(Dataset entries)

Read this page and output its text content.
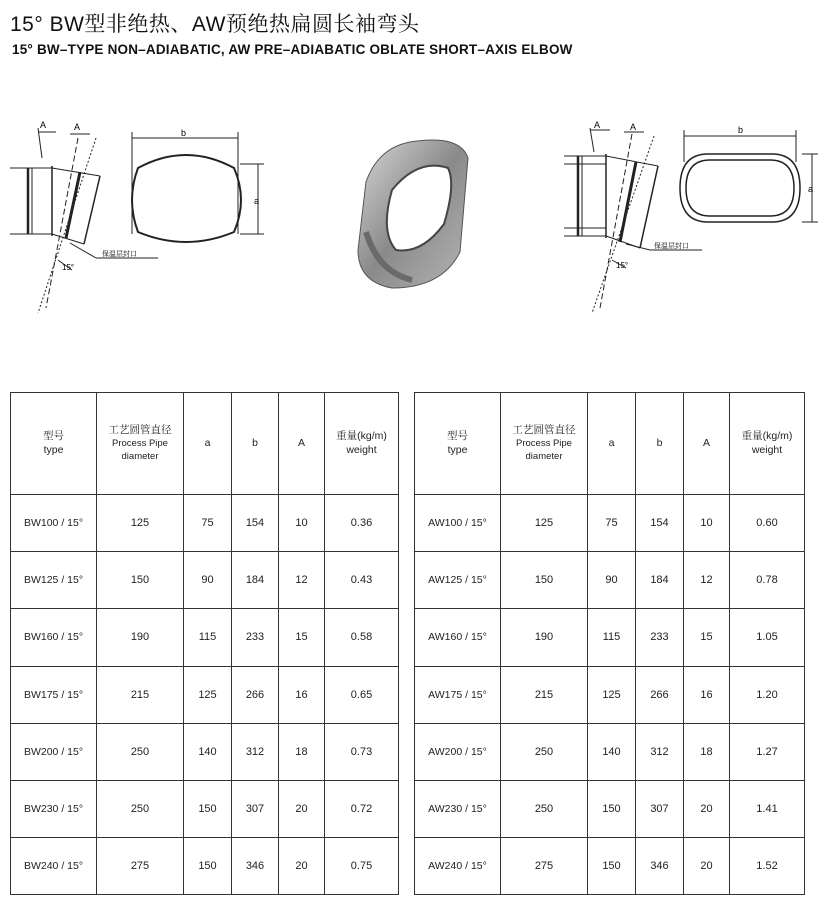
15° BW型非绝热、AW预绝热扁圆长袖弯头
15° BW–TYPE NON–ADIABATIC, AW PRE–ADIABATIC OBLATE SHORT–AXIS ELBOW
A	A
15°
保温层封口
b
a
A	A
15°
保温层封口
b
a
型号
type	工艺圆管直径
Process Pipe
diameter	a	b	A	重量(kg/m)
weight
BW100 / 15°	125	75	154	10	0.36
BW125 / 15°	150	90	184	12	0.43
BW160 / 15°	190	115	233	15	0.58
BW175 / 15°	215	125	266	16	0.65
BW200 / 15°	250	140	312	18	0.73
BW230 / 15°	250	150	307	20	0.72
BW240 / 15°	275	150	346	20	0.75
型号
type	工艺圆管直径
Process Pipe
diameter	a	b	A	重量(kg/m)
weight
AW100 / 15°	125	75	154	10	0.60
AW125 / 15°	150	90	184	12	0.78
AW160 / 15°	190	115	233	15	1.05
AW175 / 15°	215	125	266	16	1.20
AW200 / 15°	250	140	312	18	1.27
AW230 / 15°	250	150	307	20	1.41
AW240 / 15°	275	150	346	20	1.52
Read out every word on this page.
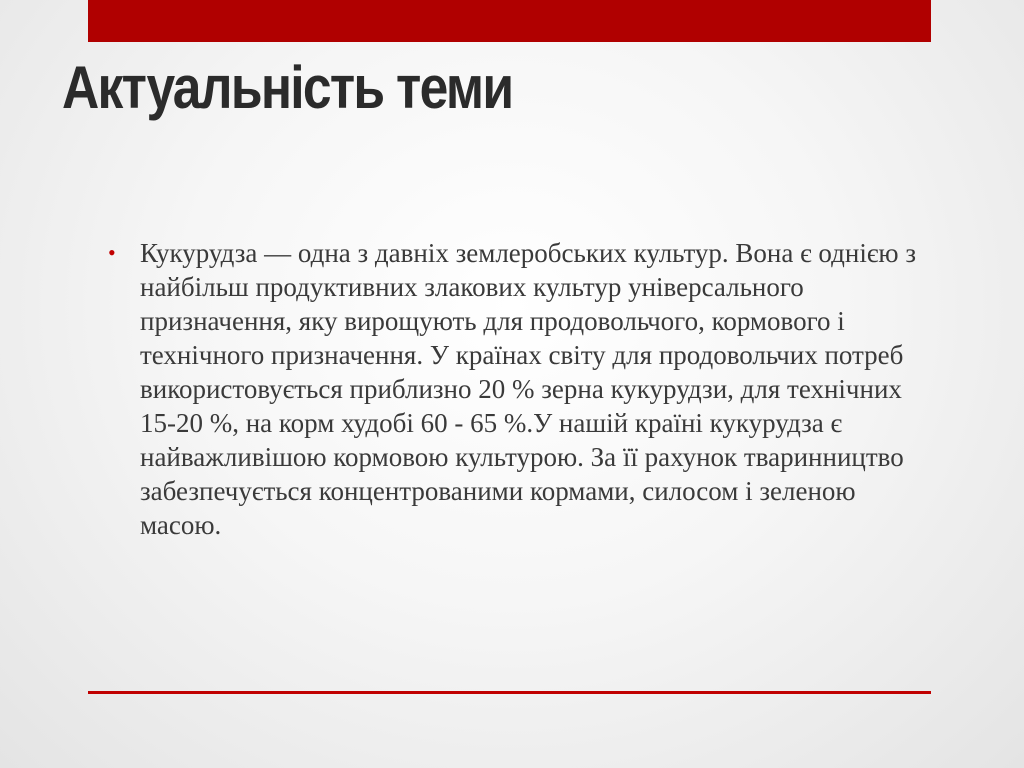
Актуальність теми
• Кукурудза — одна з давніх землеробських культур. Вона є однією з найбільш продуктивних злакових культур універсального призначення, яку вирощують для продовольчого, кормового і технічного призначення. У країнах світу для продовольчих потреб використовується приблизно 20 % зерна кукурудзи, для технічних 15-20 %, на корм худобі 60 - 65 %.У нашій країні кукурудза є найважливішою кормовою культурою. За її рахунок тваринництво забезпечується концентрованими кормами, силосом і зеленою масою.
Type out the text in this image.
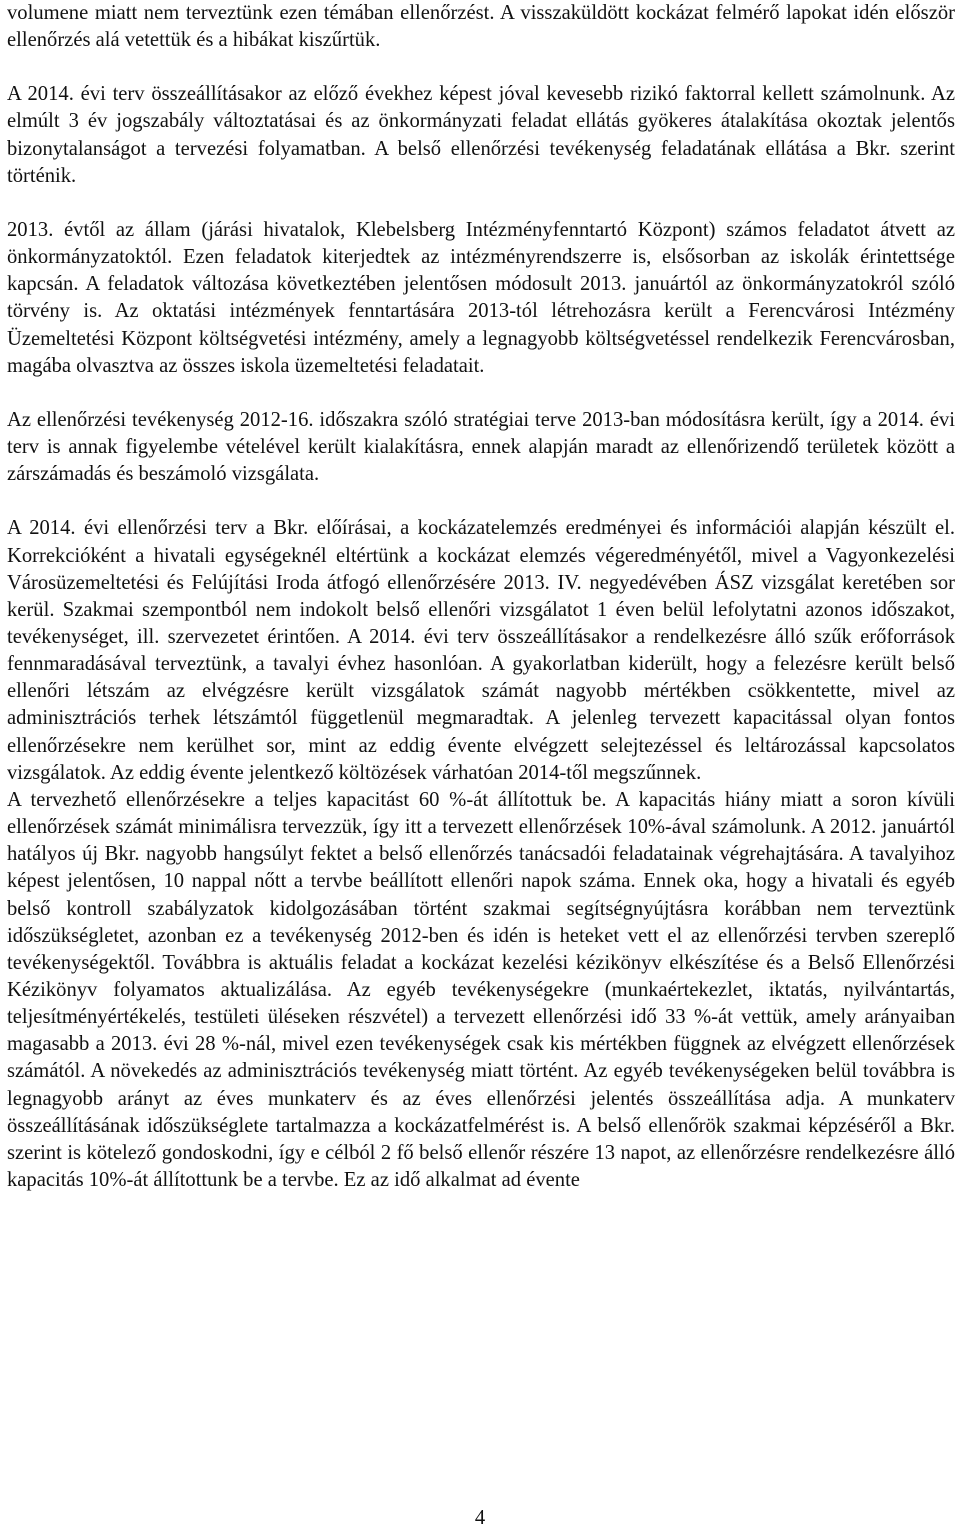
volumene miatt nem terveztünk ezen témában ellenőrzést. A visszaküldött kockázat felmérő lapokat idén először ellenőrzés alá vetettük és a hibákat kiszűrtük.

A 2014. évi terv összeállításakor az előző évekhez képest jóval kevesebb rizikó faktorral kellett számolnunk. Az elmúlt 3 év jogszabály változtatásai és az önkormányzati feladat ellátás gyökeres átalakítása okoztak jelentős bizonytalanságot a tervezési folyamatban. A belső ellenőrzési tevékenység feladatának ellátása a Bkr. szerint történik.

2013. évtől az állam (járási hivatalok, Klebelsberg Intézményfenntartó Központ) számos feladatot átvett az önkormányzatoktól. Ezen feladatok kiterjedtek az intézményrendszerre is, elsősorban az iskolák érintettsége kapcsán. A feladatok változása következtében jelentősen módosult 2013. januártól az önkormányzatokról szóló törvény is. Az oktatási intézmények fenntartására 2013-tól létrehozásra került a Ferencvárosi Intézmény Üzemeltetési Központ költségvetési intézmény, amely a legnagyobb költségvetéssel rendelkezik Ferencvárosban, magába olvasztva az összes iskola üzemeltetési feladatait.

Az ellenőrzési tevékenység 2012-16. időszakra szóló stratégiai terve 2013-ban módosításra került, így a 2014. évi terv is annak figyelembe vételével került kialakításra, ennek alapján maradt az ellenőrizendő területek között a zárszámadás és beszámoló vizsgálata.

A 2014. évi ellenőrzési terv a Bkr. előírásai, a kockázatelemzés eredményei és információi alapján készült el. Korrekcióként a hivatali egységeknél eltértünk a kockázat elemzés végeredményétől, mivel a Vagyonkezelési Városüzemeltetési és Felújítási Iroda átfogó ellenőrzésére 2013. IV. negyedévében ÁSZ vizsgálat keretében sor kerül. Szakmai szempontból nem indokolt belső ellenőri vizsgálatot 1 éven belül lefolytatni azonos időszakot, tevékenységet, ill. szervezetet érintően. A 2014. évi terv összeállításakor a rendelkezésre álló szűk erőforrások fennmaradásával terveztünk, a tavalyi évhez hasonlóan. A gyakorlatban kiderült, hogy a felezésre került belső ellenőri létszám az elvégzésre került vizsgálatok számát nagyobb mértékben csökkentette, mivel az adminisztrációs terhek létszámtól függetlenül megmaradtak. A jelenleg tervezett kapacitással olyan fontos ellenőrzésekre nem kerülhet sor, mint az eddig évente elvégzett selejtezéssel és leltározással kapcsolatos vizsgálatok. Az eddig évente jelentkező költözések várhatóan 2014-től megszűnnek.

A tervezhető ellenőrzésekre a teljes kapacitást 60 %-át állítottuk be. A kapacitás hiány miatt a soron kívüli ellenőrzések számát minimálisra tervezzük, így itt a tervezett ellenőrzések 10%-ával számolunk. A 2012. januártól hatályos új Bkr. nagyobb hangsúlyt fektet a belső ellenőrzés tanácsadói feladatainak végrehajtására. A tavalyihoz képest jelentősen, 10 nappal nőtt a tervbe beállított ellenőri napok száma. Ennek oka, hogy a hivatali és egyéb belső kontroll szabályzatok kidolgozásában történt szakmai segítségnyújtásra korábban nem terveztünk időszükségletet, azonban ez a tevékenység 2012-ben és idén is heteket vett el az ellenőrzési tervben szereplő tevékenységektől. Továbbra is aktuális feladat a kockázat kezelési kézikönyv elkészítése és a Belső Ellenőrzési Kézikönyv folyamatos aktualizálása. Az egyéb tevékenységekre (munkaértekezlet, iktatás, nyilvántartás, teljesítményértékelés, testületi üléseken részvétel) a tervezett ellenőrzési idő 33 %-át vettük, amely arányaiban magasabb a 2013. évi 28 %-nál, mivel ezen tevékenységek csak kis mértékben függnek az elvégzett ellenőrzések számától. A növekedés az adminisztrációs tevékenység miatt történt. Az egyéb tevékenységeken belül továbbra is legnagyobb arányt az éves munkaterv és az éves ellenőrzési jelentés összeállítása adja. A munkaterv összeállításának időszükséglete tartalmazza a kockázatfelmérést is. A belső ellenőrök szakmai képzéséről a Bkr. szerint is kötelező gondoskodni, így e célból 2 fő belső ellenőr részére 13 napot, az ellenőrzésre rendelkezésre álló kapacitás 10%-át állítottunk be a tervbe. Ez az idő alkalmat ad évente

4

## WRITTEN PROBLEM
Lines that hold "Read" are the ones to copy; find all of them.

## RESPONSE TO THIS TASK
Read this page and output its text content.
Read out every word on this page.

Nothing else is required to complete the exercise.